**What is being asked**:
Filter the entries below, keeping every line that has the word "screenshot".

##### Supplied entries #####

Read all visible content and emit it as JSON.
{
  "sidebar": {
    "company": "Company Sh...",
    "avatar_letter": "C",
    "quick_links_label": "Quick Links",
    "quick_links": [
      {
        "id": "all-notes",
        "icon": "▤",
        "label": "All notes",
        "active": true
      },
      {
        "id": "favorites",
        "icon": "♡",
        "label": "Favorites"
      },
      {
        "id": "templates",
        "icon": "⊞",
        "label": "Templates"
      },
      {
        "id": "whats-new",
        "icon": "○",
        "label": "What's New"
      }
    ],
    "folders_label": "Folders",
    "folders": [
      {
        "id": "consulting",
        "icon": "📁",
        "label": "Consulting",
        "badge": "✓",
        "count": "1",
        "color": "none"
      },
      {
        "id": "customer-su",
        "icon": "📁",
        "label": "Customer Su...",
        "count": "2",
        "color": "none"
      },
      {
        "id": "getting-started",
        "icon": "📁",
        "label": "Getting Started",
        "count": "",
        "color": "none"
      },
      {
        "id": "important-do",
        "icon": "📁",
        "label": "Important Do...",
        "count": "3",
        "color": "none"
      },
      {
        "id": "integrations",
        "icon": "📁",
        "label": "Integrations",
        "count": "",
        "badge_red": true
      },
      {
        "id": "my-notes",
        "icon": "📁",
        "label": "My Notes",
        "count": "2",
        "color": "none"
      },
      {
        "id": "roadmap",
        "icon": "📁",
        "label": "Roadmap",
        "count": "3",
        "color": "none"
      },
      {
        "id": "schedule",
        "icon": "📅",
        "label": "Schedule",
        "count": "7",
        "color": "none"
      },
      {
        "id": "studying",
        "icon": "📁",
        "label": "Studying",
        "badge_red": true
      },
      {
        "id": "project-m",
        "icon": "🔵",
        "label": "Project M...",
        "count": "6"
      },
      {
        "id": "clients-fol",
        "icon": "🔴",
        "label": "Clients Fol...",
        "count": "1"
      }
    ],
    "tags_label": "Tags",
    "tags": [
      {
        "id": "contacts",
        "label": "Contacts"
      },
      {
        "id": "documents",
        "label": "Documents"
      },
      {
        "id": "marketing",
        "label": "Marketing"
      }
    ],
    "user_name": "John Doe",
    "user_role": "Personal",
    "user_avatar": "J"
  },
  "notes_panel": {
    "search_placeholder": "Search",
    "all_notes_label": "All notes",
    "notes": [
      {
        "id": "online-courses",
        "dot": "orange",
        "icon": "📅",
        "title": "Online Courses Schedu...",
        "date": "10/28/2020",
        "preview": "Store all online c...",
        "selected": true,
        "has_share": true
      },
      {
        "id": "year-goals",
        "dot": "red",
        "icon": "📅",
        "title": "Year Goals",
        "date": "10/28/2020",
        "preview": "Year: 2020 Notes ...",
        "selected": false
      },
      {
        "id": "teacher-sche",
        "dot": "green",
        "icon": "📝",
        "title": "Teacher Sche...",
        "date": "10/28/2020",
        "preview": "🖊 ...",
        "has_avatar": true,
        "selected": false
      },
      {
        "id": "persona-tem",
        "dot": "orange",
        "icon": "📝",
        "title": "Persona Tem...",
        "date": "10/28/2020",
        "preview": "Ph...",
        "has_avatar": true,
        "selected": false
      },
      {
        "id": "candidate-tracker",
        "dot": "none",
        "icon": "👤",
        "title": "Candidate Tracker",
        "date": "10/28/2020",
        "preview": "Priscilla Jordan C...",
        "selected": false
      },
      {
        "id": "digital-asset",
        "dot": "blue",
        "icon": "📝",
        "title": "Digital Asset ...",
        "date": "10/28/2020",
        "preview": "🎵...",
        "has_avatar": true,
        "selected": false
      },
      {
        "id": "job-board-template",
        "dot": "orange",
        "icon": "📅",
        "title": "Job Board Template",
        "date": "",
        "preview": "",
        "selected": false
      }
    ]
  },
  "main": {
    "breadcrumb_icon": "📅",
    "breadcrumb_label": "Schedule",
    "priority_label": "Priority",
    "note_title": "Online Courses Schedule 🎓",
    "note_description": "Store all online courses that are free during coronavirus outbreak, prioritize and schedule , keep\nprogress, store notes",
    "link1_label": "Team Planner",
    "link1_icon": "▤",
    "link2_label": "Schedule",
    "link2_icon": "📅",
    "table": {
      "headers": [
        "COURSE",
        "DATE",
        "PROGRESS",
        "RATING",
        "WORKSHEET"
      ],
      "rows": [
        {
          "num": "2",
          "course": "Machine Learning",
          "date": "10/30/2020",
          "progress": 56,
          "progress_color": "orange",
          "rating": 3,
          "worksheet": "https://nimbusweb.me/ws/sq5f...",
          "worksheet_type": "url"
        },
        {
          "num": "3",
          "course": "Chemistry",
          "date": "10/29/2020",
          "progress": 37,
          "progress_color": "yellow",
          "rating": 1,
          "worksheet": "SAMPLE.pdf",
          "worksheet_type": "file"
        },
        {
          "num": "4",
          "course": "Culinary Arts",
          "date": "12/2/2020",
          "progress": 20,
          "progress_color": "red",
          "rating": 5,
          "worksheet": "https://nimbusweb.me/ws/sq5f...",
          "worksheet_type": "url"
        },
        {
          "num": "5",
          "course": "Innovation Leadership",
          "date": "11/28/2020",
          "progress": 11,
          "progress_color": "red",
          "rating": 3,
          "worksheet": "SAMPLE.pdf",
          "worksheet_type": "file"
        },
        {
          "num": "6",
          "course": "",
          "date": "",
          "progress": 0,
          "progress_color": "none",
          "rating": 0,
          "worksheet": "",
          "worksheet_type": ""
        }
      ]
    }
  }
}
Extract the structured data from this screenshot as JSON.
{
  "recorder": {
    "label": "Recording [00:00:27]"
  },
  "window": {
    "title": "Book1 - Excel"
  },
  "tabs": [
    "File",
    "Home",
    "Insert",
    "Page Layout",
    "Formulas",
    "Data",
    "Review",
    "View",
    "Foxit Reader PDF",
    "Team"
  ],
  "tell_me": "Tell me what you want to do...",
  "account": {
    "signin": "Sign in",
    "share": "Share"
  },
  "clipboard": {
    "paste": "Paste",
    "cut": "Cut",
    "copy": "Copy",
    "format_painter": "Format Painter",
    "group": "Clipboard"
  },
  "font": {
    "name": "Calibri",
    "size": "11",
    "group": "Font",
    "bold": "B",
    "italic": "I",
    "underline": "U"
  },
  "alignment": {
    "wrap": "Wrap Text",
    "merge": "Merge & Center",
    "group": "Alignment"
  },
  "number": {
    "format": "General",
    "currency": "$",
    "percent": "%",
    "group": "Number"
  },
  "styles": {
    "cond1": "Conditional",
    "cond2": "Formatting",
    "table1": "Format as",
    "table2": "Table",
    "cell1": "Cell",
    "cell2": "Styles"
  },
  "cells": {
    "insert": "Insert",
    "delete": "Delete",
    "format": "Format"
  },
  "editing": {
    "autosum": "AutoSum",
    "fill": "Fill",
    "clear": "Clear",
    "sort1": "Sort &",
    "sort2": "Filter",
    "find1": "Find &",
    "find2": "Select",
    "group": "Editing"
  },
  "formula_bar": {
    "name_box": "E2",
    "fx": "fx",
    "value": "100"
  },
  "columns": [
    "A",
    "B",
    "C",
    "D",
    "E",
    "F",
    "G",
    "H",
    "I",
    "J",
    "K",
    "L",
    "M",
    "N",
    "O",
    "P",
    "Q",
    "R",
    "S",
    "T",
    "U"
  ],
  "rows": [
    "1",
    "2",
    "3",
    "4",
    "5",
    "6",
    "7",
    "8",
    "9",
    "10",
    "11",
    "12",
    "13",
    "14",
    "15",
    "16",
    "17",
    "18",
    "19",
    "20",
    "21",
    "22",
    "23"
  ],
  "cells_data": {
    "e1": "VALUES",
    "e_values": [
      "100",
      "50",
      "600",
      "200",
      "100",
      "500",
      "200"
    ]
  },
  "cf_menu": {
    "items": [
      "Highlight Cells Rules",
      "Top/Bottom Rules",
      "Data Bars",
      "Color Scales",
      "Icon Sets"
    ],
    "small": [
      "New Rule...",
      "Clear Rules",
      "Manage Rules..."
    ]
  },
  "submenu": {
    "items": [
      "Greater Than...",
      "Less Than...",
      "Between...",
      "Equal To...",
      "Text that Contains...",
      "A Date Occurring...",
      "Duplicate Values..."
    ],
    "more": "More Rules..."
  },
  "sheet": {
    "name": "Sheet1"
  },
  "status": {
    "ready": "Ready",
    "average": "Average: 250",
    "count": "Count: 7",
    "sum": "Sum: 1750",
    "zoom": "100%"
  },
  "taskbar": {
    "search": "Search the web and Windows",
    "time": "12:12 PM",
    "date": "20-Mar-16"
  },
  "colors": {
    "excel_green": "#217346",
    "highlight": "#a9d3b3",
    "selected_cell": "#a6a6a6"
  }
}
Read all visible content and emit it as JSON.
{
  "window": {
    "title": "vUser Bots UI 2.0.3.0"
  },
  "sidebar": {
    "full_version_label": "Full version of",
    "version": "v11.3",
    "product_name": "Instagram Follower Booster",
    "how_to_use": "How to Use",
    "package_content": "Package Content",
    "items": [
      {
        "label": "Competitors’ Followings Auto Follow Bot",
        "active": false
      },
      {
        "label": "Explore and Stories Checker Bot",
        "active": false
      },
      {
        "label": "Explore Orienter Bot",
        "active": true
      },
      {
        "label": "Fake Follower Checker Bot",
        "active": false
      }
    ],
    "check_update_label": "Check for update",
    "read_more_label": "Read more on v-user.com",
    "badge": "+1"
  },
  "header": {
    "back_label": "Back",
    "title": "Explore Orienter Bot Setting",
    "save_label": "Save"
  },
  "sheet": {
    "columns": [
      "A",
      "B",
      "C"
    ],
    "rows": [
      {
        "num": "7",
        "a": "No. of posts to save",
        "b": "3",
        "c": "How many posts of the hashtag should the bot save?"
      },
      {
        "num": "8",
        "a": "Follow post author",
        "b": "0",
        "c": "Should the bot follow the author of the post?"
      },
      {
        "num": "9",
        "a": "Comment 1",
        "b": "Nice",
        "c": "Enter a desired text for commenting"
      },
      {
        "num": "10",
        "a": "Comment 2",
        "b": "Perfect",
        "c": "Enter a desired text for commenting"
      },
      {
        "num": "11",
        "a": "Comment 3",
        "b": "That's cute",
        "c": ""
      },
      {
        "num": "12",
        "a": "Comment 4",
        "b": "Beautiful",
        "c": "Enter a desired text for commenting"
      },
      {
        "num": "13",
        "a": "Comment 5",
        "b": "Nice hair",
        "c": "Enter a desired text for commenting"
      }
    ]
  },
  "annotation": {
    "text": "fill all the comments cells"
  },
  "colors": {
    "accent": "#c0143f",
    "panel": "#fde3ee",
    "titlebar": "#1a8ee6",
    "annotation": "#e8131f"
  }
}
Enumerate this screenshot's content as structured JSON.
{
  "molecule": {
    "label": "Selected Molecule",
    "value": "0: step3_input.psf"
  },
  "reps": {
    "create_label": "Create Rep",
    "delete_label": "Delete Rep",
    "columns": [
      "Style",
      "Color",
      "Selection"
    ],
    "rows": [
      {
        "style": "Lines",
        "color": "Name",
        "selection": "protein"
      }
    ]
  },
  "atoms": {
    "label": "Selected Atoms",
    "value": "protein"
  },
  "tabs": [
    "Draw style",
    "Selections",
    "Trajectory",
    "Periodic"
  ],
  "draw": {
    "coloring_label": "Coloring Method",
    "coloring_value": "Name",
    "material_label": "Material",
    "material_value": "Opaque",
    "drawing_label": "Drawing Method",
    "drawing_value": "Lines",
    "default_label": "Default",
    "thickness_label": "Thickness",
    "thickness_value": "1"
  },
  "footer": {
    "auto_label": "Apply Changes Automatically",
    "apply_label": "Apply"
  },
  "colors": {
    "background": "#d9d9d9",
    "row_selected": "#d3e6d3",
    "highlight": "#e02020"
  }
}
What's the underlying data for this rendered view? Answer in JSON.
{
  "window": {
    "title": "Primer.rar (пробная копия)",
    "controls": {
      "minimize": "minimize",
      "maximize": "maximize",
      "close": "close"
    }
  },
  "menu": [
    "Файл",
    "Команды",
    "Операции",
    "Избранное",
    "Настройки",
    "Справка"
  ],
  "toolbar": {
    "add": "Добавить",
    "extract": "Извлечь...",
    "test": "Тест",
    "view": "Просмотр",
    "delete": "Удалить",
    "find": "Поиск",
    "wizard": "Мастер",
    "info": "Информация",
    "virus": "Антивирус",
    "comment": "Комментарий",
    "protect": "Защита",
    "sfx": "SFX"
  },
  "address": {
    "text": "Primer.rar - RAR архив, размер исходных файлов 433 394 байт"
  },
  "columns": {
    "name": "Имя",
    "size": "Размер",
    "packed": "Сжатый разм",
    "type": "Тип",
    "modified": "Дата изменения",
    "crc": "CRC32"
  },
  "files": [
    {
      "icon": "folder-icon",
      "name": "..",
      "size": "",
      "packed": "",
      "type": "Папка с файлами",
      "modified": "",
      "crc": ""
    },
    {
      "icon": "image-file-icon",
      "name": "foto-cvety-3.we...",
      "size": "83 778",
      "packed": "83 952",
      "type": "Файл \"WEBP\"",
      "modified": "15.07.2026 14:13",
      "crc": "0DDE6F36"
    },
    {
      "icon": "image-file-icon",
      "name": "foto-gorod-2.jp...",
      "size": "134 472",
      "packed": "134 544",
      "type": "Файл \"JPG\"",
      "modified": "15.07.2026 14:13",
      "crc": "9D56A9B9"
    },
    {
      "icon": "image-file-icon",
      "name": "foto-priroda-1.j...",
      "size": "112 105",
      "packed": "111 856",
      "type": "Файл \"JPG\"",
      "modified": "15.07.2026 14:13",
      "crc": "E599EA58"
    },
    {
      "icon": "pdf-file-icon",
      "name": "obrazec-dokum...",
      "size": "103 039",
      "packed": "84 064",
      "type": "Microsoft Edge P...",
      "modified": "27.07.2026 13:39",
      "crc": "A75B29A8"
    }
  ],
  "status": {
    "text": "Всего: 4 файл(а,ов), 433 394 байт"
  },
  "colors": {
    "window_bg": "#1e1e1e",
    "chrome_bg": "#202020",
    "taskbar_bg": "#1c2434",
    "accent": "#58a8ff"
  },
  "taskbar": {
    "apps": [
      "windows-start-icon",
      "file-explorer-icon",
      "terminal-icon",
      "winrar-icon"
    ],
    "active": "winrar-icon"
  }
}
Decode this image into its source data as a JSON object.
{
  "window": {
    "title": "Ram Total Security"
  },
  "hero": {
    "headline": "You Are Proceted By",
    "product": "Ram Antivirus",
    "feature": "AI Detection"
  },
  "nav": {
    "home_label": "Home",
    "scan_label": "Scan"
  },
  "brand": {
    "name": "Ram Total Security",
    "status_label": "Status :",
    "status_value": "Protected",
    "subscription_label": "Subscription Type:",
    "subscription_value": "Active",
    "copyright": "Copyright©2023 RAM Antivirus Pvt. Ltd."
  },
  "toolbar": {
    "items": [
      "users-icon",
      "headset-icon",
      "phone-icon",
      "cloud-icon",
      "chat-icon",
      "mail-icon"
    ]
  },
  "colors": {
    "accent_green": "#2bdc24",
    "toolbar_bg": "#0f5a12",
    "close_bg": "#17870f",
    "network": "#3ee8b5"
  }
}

#####

**Solution to this problem**:
Extract the structured data from this screenshot as JSON.
Enumerate this screenshot's content as structured JSON.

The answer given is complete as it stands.